(Work required): Copy each line of the entries that contains the word "screenshot".

########

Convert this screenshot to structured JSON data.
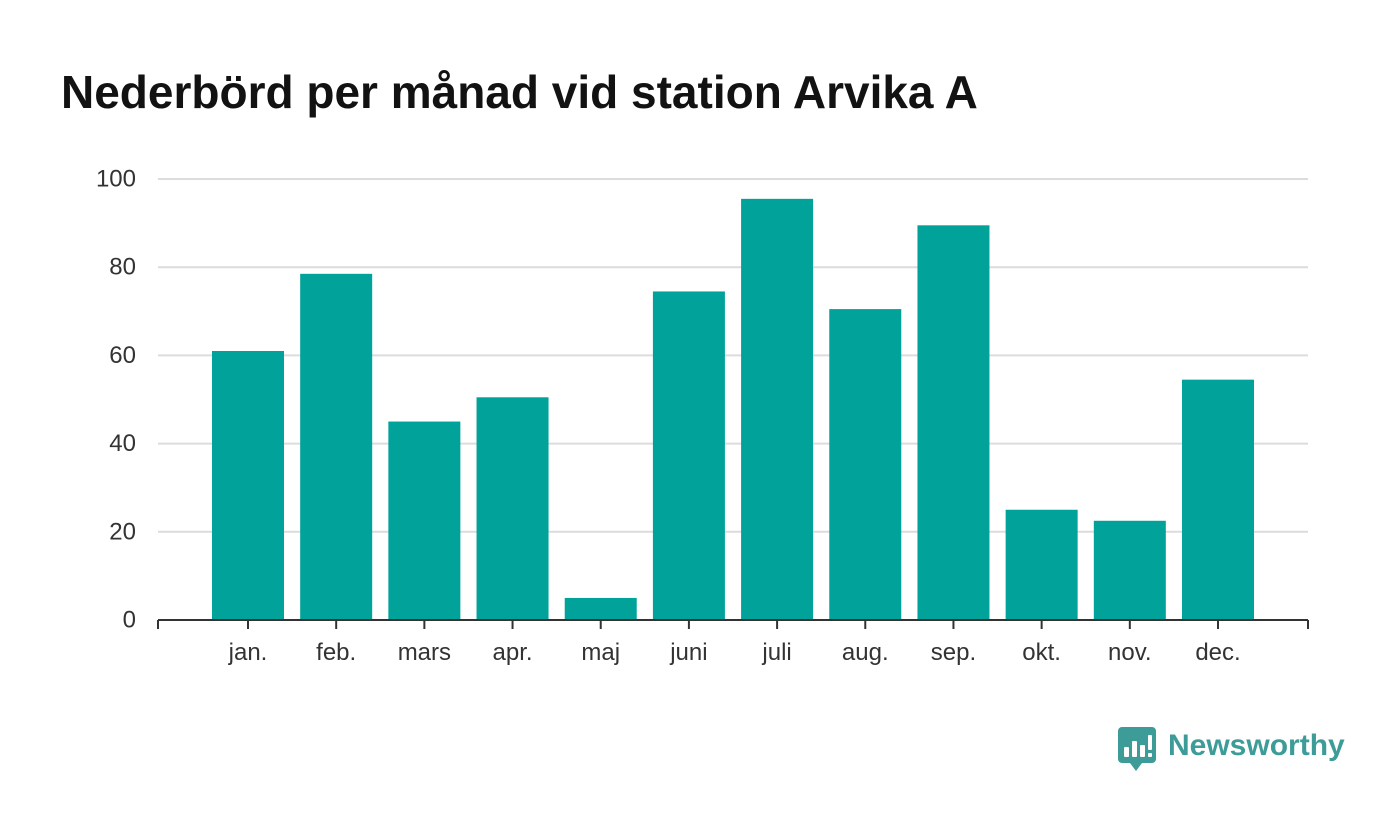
{
  "chart_data": {
    "type": "bar",
    "title": "Nederbörd per månad vid station Arvika A",
    "xlabel": "",
    "ylabel": "",
    "categories": [
      "jan.",
      "feb.",
      "mars",
      "apr.",
      "maj",
      "juni",
      "juli",
      "aug.",
      "sep.",
      "okt.",
      "nov.",
      "dec."
    ],
    "values": [
      61.0,
      78.5,
      45.0,
      50.5,
      5.0,
      74.5,
      95.5,
      70.5,
      89.5,
      25.0,
      22.5,
      54.5
    ],
    "ylim": [
      0,
      100
    ],
    "yticks": [
      0,
      20,
      40,
      60,
      80,
      100
    ],
    "grid": true,
    "legend": "none",
    "colors": {
      "bar": "#00a29a",
      "grid": "#dcdcdc",
      "axis": "#333333",
      "title": "#121212",
      "brand": "#3d9c98"
    }
  },
  "brand": {
    "name": "Newsworthy",
    "icon": "newsworthy-logo-icon"
  }
}
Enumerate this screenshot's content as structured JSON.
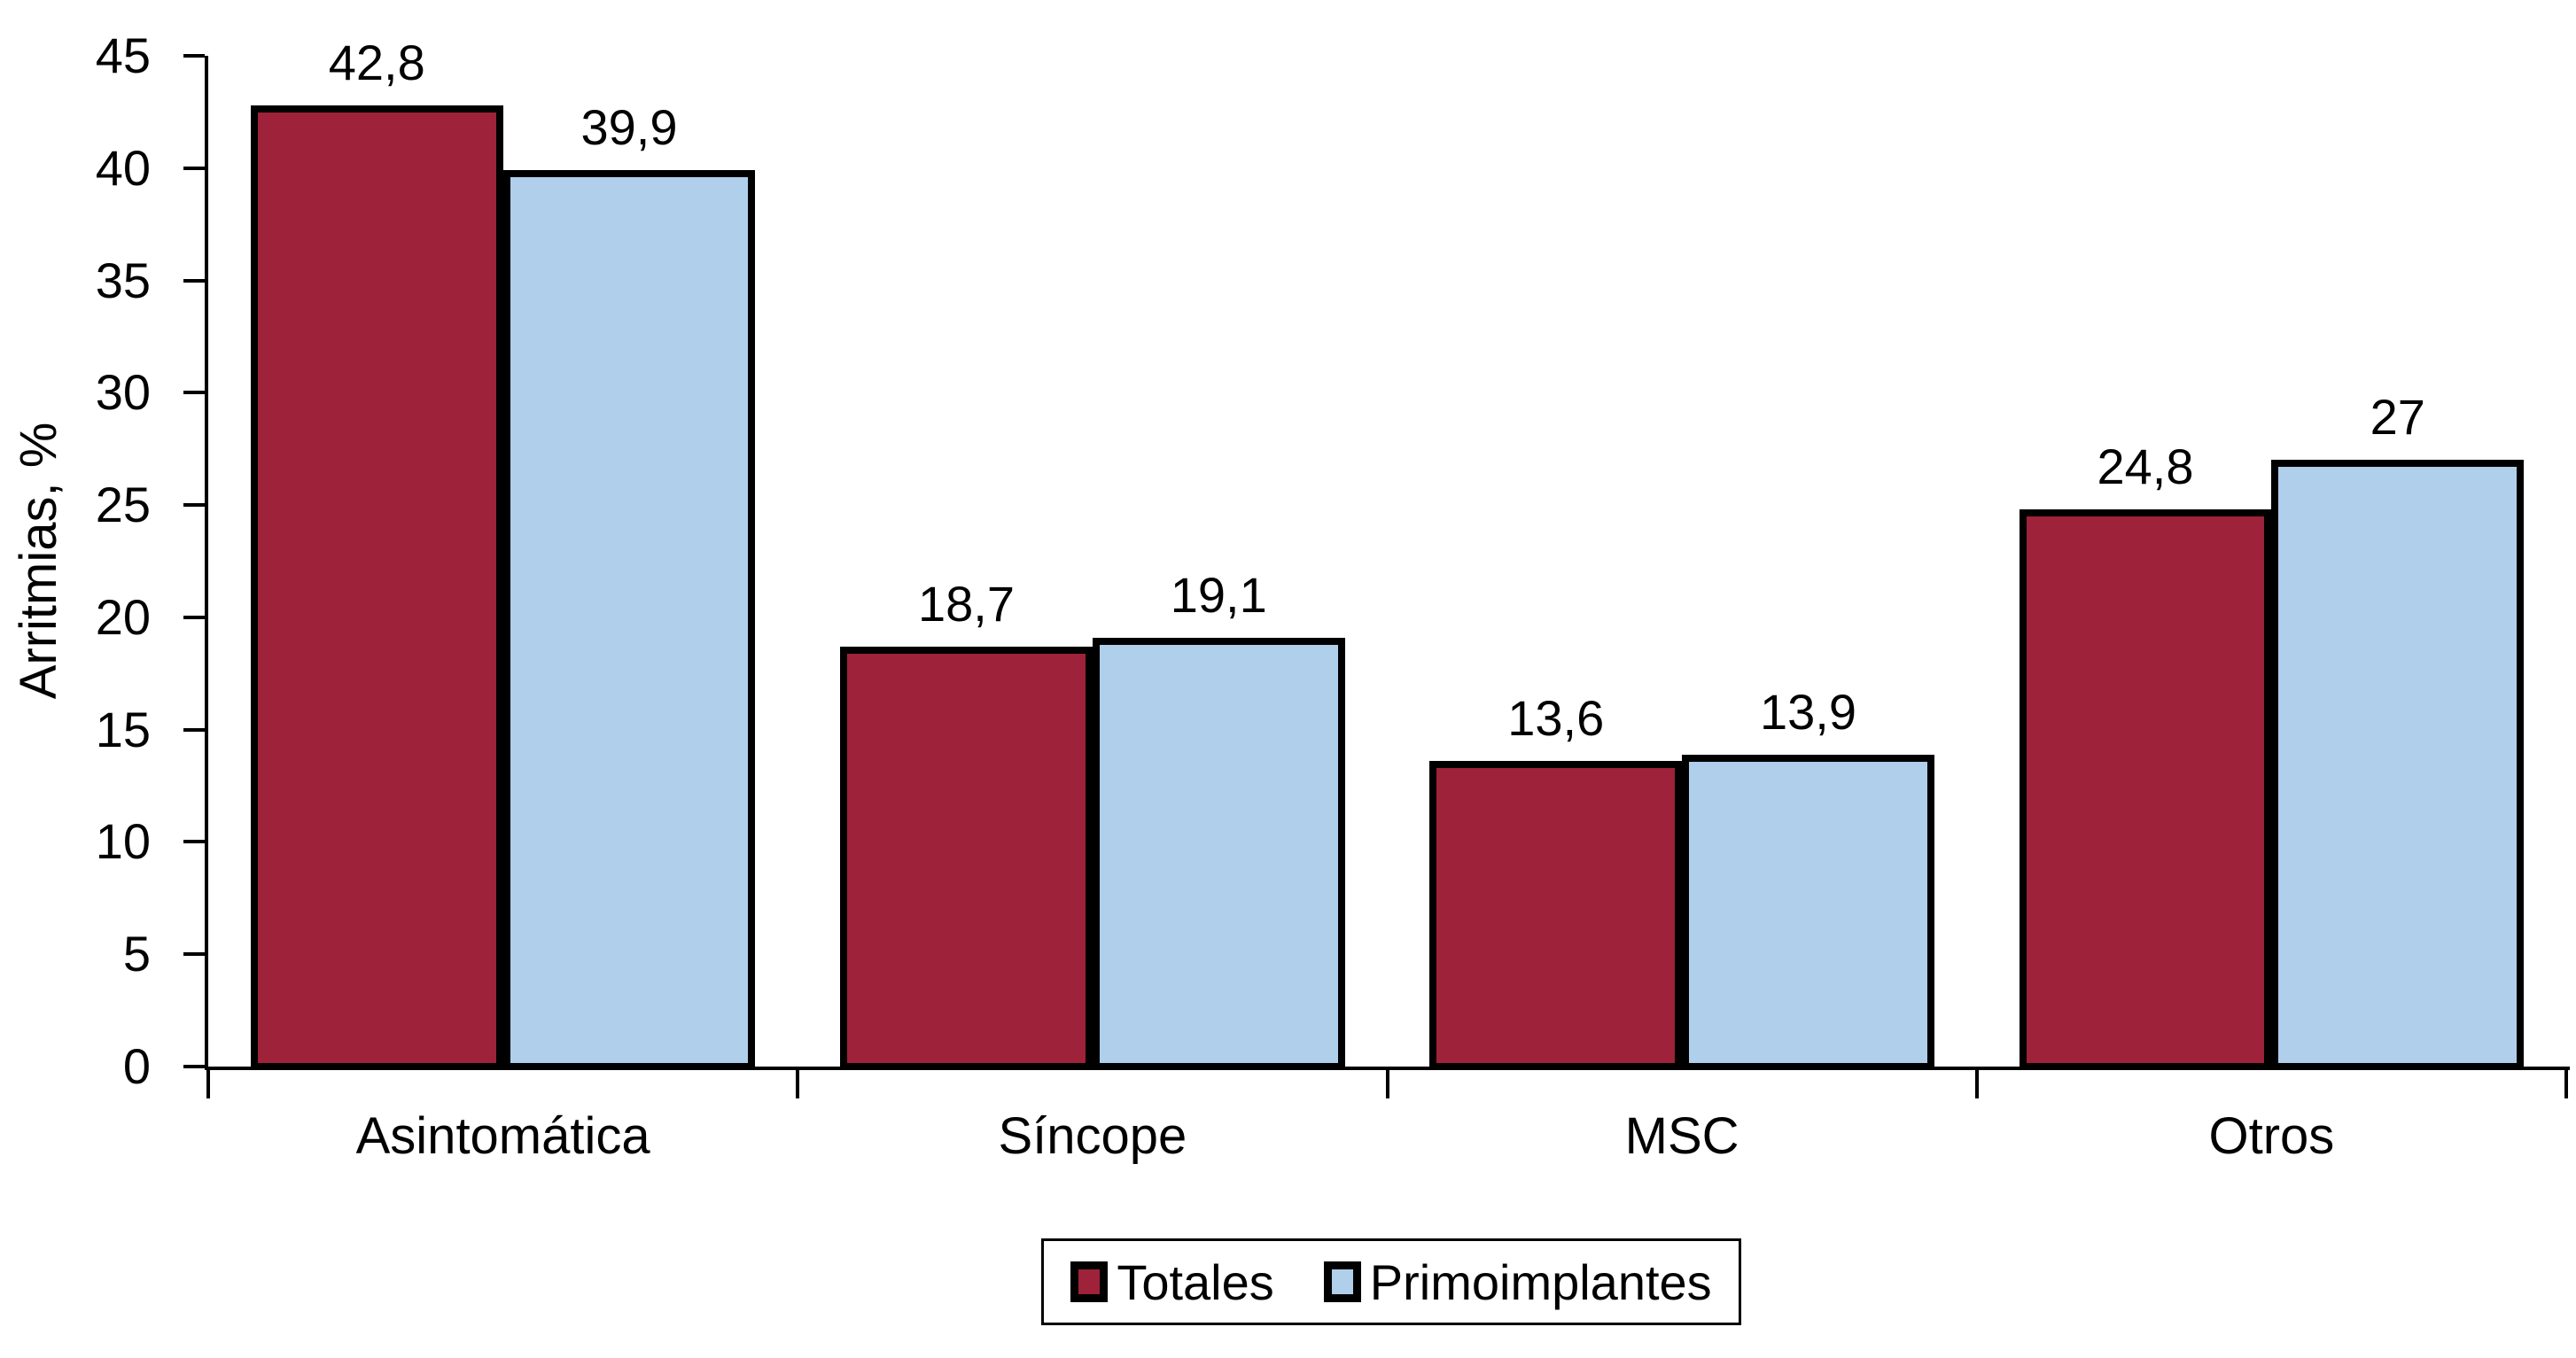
{
  "chart_data": {
    "type": "bar",
    "title": "",
    "ylabel": "Arritmias, %",
    "xlabel": "",
    "categories": [
      "Asintomática",
      "Síncope",
      "MSC",
      "Otros"
    ],
    "series": [
      {
        "name": "Totales",
        "color": "#9E2239",
        "border_color": "#000000",
        "values": [
          42.8,
          18.7,
          13.6,
          24.8
        ],
        "value_labels": [
          "42,8",
          "18,7",
          "13,6",
          "24,8"
        ]
      },
      {
        "name": "Primoimplantes",
        "color": "#AFCFEB",
        "border_color": "#000000",
        "values": [
          39.9,
          19.1,
          13.9,
          27
        ],
        "value_labels": [
          "39,9",
          "19,1",
          "13,9",
          "27"
        ]
      }
    ],
    "ylim": [
      0,
      45
    ],
    "ytick_step": 5,
    "ytick_labels": [
      "0",
      "5",
      "10",
      "15",
      "20",
      "25",
      "30",
      "35",
      "40",
      "45"
    ],
    "grid": false,
    "legend_position": "bottom-center",
    "background_color": "#FFFFFF",
    "axis_color": "#000000"
  }
}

########

(The result):
Convert this screenshot to structured JSON data.
Enumerate this screenshot's content as structured JSON.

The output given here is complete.